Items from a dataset

## begin

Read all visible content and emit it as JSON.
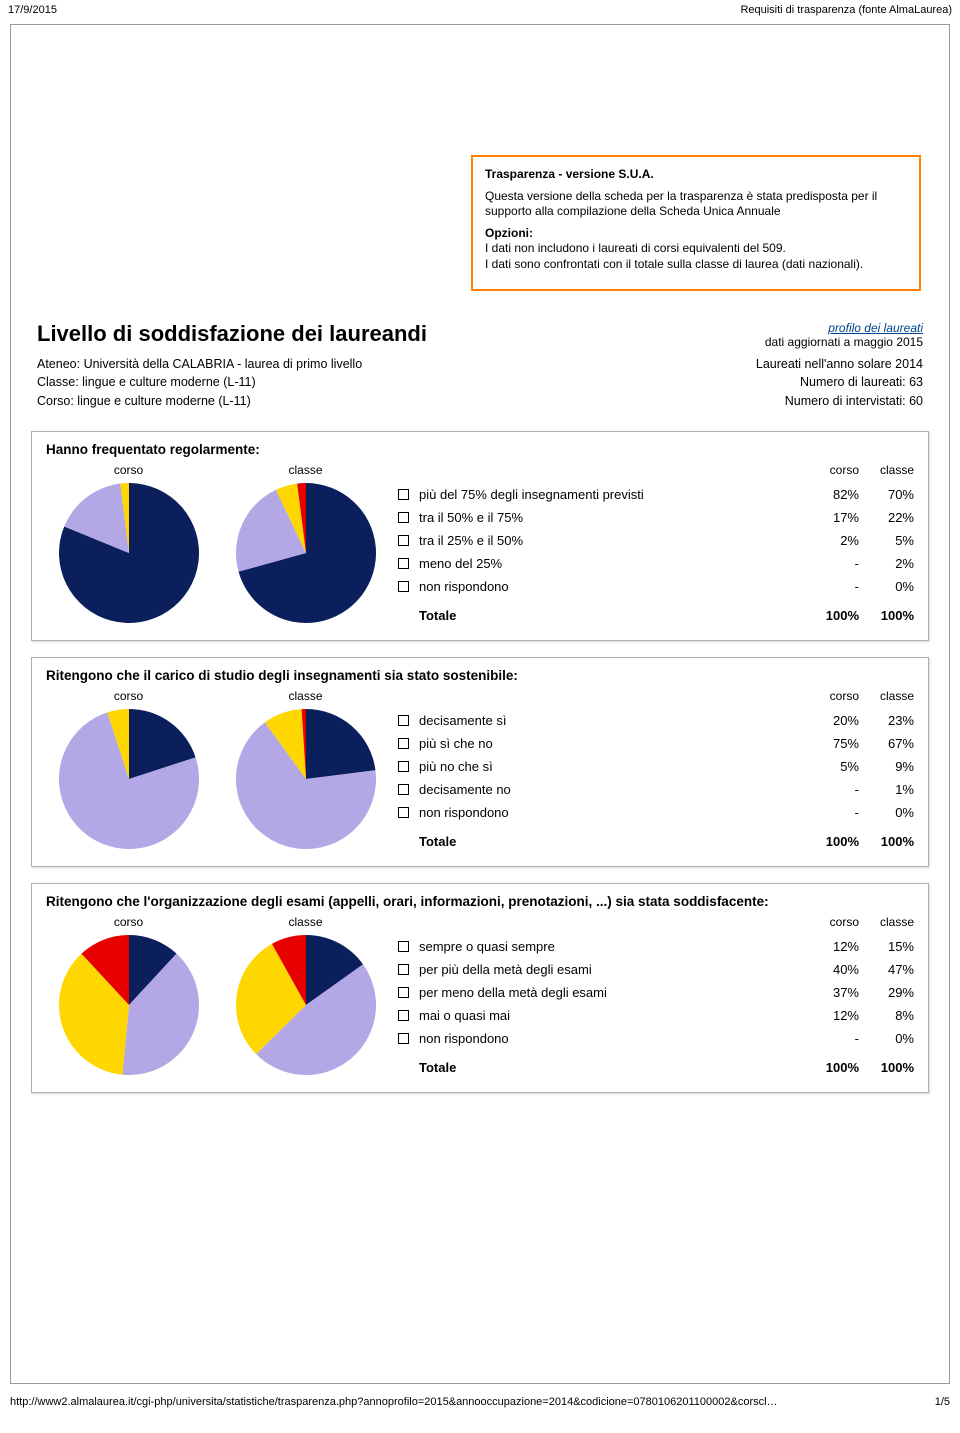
{
  "header": {
    "date": "17/9/2015",
    "title": "Requisiti di trasparenza (fonte AlmaLaurea)"
  },
  "info_box": {
    "title": "Trasparenza - versione S.U.A.",
    "p1": "Questa versione della scheda per la trasparenza è stata predisposta per il supporto alla compilazione della Scheda Unica Annuale",
    "opt_label": "Opzioni:",
    "opt1": "I dati non includono i laureati di corsi equivalenti del 509.",
    "opt2": "I dati sono confrontati con il totale sulla classe di laurea (dati nazionali).",
    "border_color": "#ff8000"
  },
  "title_block": {
    "main": "Livello di soddisfazione dei laureandi",
    "link": "profilo dei laureati",
    "sub": "dati aggiornati a maggio 2015"
  },
  "meta": {
    "ateneo": "Ateneo: Università della CALABRIA - laurea di primo livello",
    "classe": "Classe: lingue e culture moderne (L-11)",
    "corso": "Corso: lingue e culture moderne (L-11)",
    "r1": "Laureati nell'anno solare 2014",
    "r2": "Numero di laureati: 63",
    "r3": "Numero di intervistati: 60"
  },
  "colors": {
    "navy": "#0a1f5c",
    "lavender": "#b3a7e6",
    "yellow": "#ffd700",
    "red": "#e60000",
    "grey": "#cccccc"
  },
  "labels": {
    "corso": "corso",
    "classe": "classe",
    "totale": "Totale",
    "t100": "100%"
  },
  "sections": [
    {
      "title": "Hanno frequentato regolarmente:",
      "rows": [
        {
          "label": "più del 75% degli insegnamenti previsti",
          "corso": "82%",
          "classe": "70%"
        },
        {
          "label": "tra il 50% e il 75%",
          "corso": "17%",
          "classe": "22%"
        },
        {
          "label": "tra il 25% e il 50%",
          "corso": "2%",
          "classe": "5%"
        },
        {
          "label": "meno del 25%",
          "corso": "-",
          "classe": "2%"
        },
        {
          "label": "non rispondono",
          "corso": "-",
          "classe": "0%"
        }
      ],
      "pie_corso": [
        82,
        17,
        2,
        0,
        0
      ],
      "pie_classe": [
        70,
        22,
        5,
        2,
        0
      ]
    },
    {
      "title": "Ritengono che il carico di studio degli insegnamenti sia stato sostenibile:",
      "rows": [
        {
          "label": "decisamente sì",
          "corso": "20%",
          "classe": "23%"
        },
        {
          "label": "più sì che no",
          "corso": "75%",
          "classe": "67%"
        },
        {
          "label": "più no che sì",
          "corso": "5%",
          "classe": "9%"
        },
        {
          "label": "decisamente no",
          "corso": "-",
          "classe": "1%"
        },
        {
          "label": "non rispondono",
          "corso": "-",
          "classe": "0%"
        }
      ],
      "pie_corso": [
        20,
        75,
        5,
        0,
        0
      ],
      "pie_classe": [
        23,
        67,
        9,
        1,
        0
      ]
    },
    {
      "title": "Ritengono che l'organizzazione degli esami (appelli, orari, informazioni, prenotazioni, ...) sia stata soddisfacente:",
      "rows": [
        {
          "label": "sempre o quasi sempre",
          "corso": "12%",
          "classe": "15%"
        },
        {
          "label": "per più della metà degli esami",
          "corso": "40%",
          "classe": "47%"
        },
        {
          "label": "per meno della metà degli esami",
          "corso": "37%",
          "classe": "29%"
        },
        {
          "label": "mai o quasi mai",
          "corso": "12%",
          "classe": "8%"
        },
        {
          "label": "non rispondono",
          "corso": "-",
          "classe": "0%"
        }
      ],
      "pie_corso": [
        12,
        40,
        37,
        12,
        0
      ],
      "pie_classe": [
        15,
        47,
        29,
        8,
        0
      ]
    }
  ],
  "footer": {
    "url": "http://www2.almalaurea.it/cgi-php/universita/statistiche/trasparenza.php?annoprofilo=2015&annooccupazione=2014&codicione=0780106201100002&corscl…",
    "page": "1/5"
  }
}
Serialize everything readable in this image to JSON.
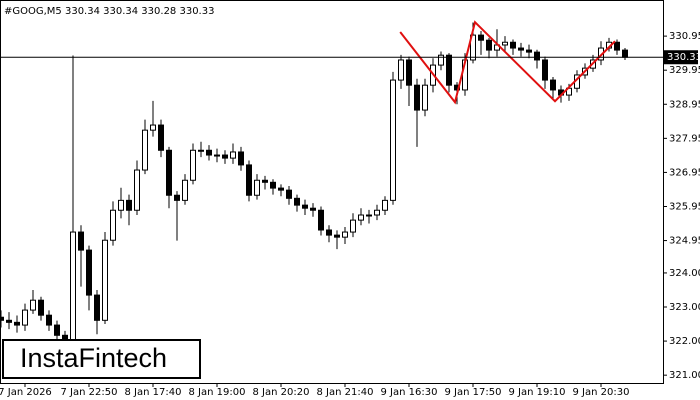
{
  "chart_data": {
    "type": "candlestick",
    "title": "#GOOG,M5  330.34 330.34 330.28 330.33",
    "watermark": "InstaFintech",
    "categories": [
      null,
      null,
      null,
      "7 Jan 2026",
      null,
      null,
      null,
      null,
      null,
      null,
      null,
      "7 Jan 22:50",
      null,
      null,
      null,
      null,
      null,
      null,
      null,
      "8 Jan 17:40",
      null,
      null,
      null,
      null,
      null,
      null,
      null,
      "8 Jan 19:00",
      null,
      null,
      null,
      null,
      null,
      null,
      null,
      "8 Jan 20:20",
      null,
      null,
      null,
      null,
      null,
      null,
      null,
      "8 Jan 21:40",
      null,
      null,
      null,
      null,
      null,
      null,
      null,
      "9 Jan 16:30",
      null,
      null,
      null,
      null,
      null,
      null,
      null,
      "9 Jan 17:50",
      null,
      null,
      null,
      null,
      null,
      null,
      null,
      "9 Jan 19:10",
      null,
      null,
      null,
      null,
      null,
      null,
      null,
      "9 Jan 20:30",
      null,
      null,
      null
    ],
    "open": [
      322.7,
      322.61,
      322.55,
      322.47,
      322.91,
      323.2,
      322.76,
      322.47,
      322.17,
      322.03,
      325.2,
      324.67,
      323.35,
      322.61,
      324.96,
      325.84,
      326.13,
      325.84,
      327.02,
      328.19,
      328.34,
      327.6,
      326.28,
      326.13,
      326.72,
      327.6,
      327.6,
      327.46,
      327.46,
      327.37,
      327.55,
      327.17,
      326.28,
      326.72,
      326.66,
      326.49,
      326.43,
      326.19,
      325.99,
      325.9,
      325.84,
      325.26,
      325.11,
      325.05,
      325.2,
      325.55,
      325.7,
      325.7,
      325.84,
      326.13,
      329.66,
      330.25,
      329.51,
      328.78,
      329.51,
      330.1,
      330.39,
      329.51,
      329.37,
      330.25,
      330.98,
      330.83,
      330.54,
      330.69,
      330.77,
      330.6,
      330.54,
      330.48,
      330.25,
      329.66,
      329.37,
      329.22,
      329.42,
      329.81,
      330.01,
      330.25,
      330.6,
      330.77,
      330.54
    ],
    "high": [
      322.9,
      322.85,
      322.75,
      323.1,
      323.5,
      323.3,
      322.9,
      322.6,
      322.3,
      330.38,
      325.4,
      324.8,
      323.5,
      325.2,
      326.1,
      326.5,
      326.3,
      327.3,
      328.5,
      329.05,
      328.5,
      327.7,
      326.4,
      326.9,
      327.8,
      327.85,
      327.75,
      327.65,
      327.6,
      327.8,
      327.7,
      327.3,
      326.9,
      326.85,
      326.75,
      326.6,
      326.55,
      326.3,
      326.15,
      326.05,
      325.95,
      325.4,
      325.25,
      325.35,
      325.75,
      325.9,
      325.85,
      326.0,
      326.25,
      329.9,
      330.4,
      330.35,
      329.7,
      329.7,
      330.3,
      330.5,
      330.45,
      329.6,
      330.45,
      331.35,
      331.1,
      330.9,
      331.15,
      330.95,
      330.85,
      330.75,
      330.7,
      330.55,
      330.35,
      329.75,
      329.5,
      329.55,
      329.95,
      330.15,
      330.4,
      330.8,
      330.9,
      330.85,
      330.6
    ],
    "low": [
      322.4,
      322.35,
      322.25,
      322.3,
      322.8,
      322.6,
      322.3,
      322.0,
      321.85,
      321.95,
      323.6,
      322.9,
      322.2,
      322.5,
      324.8,
      325.6,
      325.4,
      325.7,
      326.9,
      328.0,
      327.4,
      325.9,
      324.95,
      326.0,
      326.6,
      327.4,
      327.3,
      327.25,
      327.2,
      327.2,
      327.0,
      326.1,
      326.15,
      326.45,
      326.3,
      326.25,
      326.0,
      325.8,
      325.7,
      325.65,
      325.1,
      324.9,
      324.7,
      324.85,
      325.05,
      325.4,
      325.45,
      325.55,
      325.7,
      326.0,
      329.4,
      328.9,
      327.7,
      328.6,
      329.3,
      329.95,
      329.3,
      328.95,
      329.2,
      330.15,
      330.4,
      330.3,
      330.35,
      330.5,
      330.4,
      330.35,
      330.3,
      330.0,
      329.4,
      329.1,
      329.0,
      329.05,
      329.3,
      329.7,
      329.9,
      330.1,
      330.5,
      330.4,
      330.25
    ],
    "close": [
      322.61,
      322.55,
      322.47,
      322.91,
      323.2,
      322.76,
      322.47,
      322.17,
      322.03,
      325.2,
      324.67,
      323.35,
      322.61,
      324.96,
      325.84,
      326.13,
      325.84,
      327.02,
      328.19,
      328.34,
      327.6,
      326.28,
      326.13,
      326.72,
      327.6,
      327.6,
      327.46,
      327.46,
      327.37,
      327.55,
      327.17,
      326.28,
      326.72,
      326.66,
      326.49,
      326.43,
      326.19,
      325.99,
      325.9,
      325.84,
      325.26,
      325.11,
      325.05,
      325.2,
      325.55,
      325.7,
      325.7,
      325.84,
      326.13,
      329.66,
      330.25,
      329.51,
      328.78,
      329.51,
      330.1,
      330.39,
      329.51,
      329.37,
      330.25,
      330.98,
      330.83,
      330.54,
      330.69,
      330.77,
      330.6,
      330.54,
      330.48,
      330.25,
      329.66,
      329.37,
      329.22,
      329.42,
      329.81,
      330.01,
      330.25,
      330.6,
      330.77,
      330.54,
      330.33
    ],
    "up_color": "#ffffff",
    "down_color": "#000000",
    "current_price": 330.33,
    "pattern": {
      "color": "#e01010",
      "x": [
        49.9,
        56.75,
        59.25,
        69.25,
        76.75
      ],
      "y": [
        331.07,
        329.01,
        331.36,
        329.04,
        330.8
      ]
    },
    "ylim": [
      320.77,
      332.01
    ],
    "yticks": [
      330.95,
      329.95,
      328.95,
      327.95,
      326.95,
      325.95,
      324.95,
      {
        "value": 324,
        "label": "324.00"
      },
      {
        "value": 323,
        "label": "323.00"
      },
      {
        "value": 322,
        "label": "322.00"
      },
      {
        "value": 321,
        "label": "321.00"
      }
    ]
  }
}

## end

State how many lines above contain the string "JSON", with no other words.

> _TASK SOLUTION_
2